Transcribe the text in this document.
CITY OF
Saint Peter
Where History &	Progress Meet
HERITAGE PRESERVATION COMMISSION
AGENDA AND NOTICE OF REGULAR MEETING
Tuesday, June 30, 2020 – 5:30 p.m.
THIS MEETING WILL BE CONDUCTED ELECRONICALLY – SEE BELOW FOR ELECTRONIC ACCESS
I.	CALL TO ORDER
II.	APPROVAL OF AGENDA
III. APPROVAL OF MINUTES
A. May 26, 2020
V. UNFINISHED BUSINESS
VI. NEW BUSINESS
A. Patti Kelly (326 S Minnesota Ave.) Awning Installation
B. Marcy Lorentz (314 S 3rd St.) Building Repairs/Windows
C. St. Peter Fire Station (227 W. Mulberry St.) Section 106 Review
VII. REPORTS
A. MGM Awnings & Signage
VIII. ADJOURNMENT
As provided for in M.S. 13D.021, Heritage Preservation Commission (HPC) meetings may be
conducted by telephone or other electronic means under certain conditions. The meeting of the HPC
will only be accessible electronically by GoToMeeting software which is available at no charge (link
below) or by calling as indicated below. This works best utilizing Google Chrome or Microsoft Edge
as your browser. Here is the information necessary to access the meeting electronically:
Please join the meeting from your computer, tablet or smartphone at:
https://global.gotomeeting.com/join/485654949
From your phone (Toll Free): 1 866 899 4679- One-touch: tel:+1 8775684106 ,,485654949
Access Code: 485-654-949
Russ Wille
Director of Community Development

### Exercise goal:
Your task is to repeat each line of the material exactly.

### Result below:
Transcribe the text in this document.
CITY OF
Saint Peter
Where History &	Progress Meet
HERITAGE PRESERVATION COMMISSION
AGENDA AND NOTICE OF REGULAR MEETING
Tuesday, June 30, 2020 – 5:30 p.m.
THIS MEETING WILL BE CONDUCTED ELECRONICALLY – SEE BELOW FOR ELECTRONIC ACCESS
I.	CALL TO ORDER
II.	APPROVAL OF AGENDA
III. APPROVAL OF MINUTES
A. May 26, 2020
V. UNFINISHED BUSINESS
VI. NEW BUSINESS
A. Patti Kelly (326 S Minnesota Ave.) Awning Installation
B. Marcy Lorentz (314 S 3rd St.) Building Repairs/Windows
C. St. Peter Fire Station (227 W. Mulberry St.) Section 106 Review
VII. REPORTS
A. MGM Awnings & Signage
VIII. ADJOURNMENT
As provided for in M.S. 13D.021, Heritage Preservation Commission (HPC) meetings may be
conducted by telephone or other electronic means under certain conditions. The meeting of the HPC
will only be accessible electronically by GoToMeeting software which is available at no charge (link
below) or by calling as indicated below. This works best utilizing Google Chrome or Microsoft Edge
as your browser. Here is the information necessary to access the meeting electronically:
Please join the meeting from your computer, tablet or smartphone at:
https://global.gotomeeting.com/join/485654949
From your phone (Toll Free): 1 866 899 4679- One-touch: tel:+1 8775684106 ,,485654949
Access Code: 485-654-949
Russ Wille
Director of Community Development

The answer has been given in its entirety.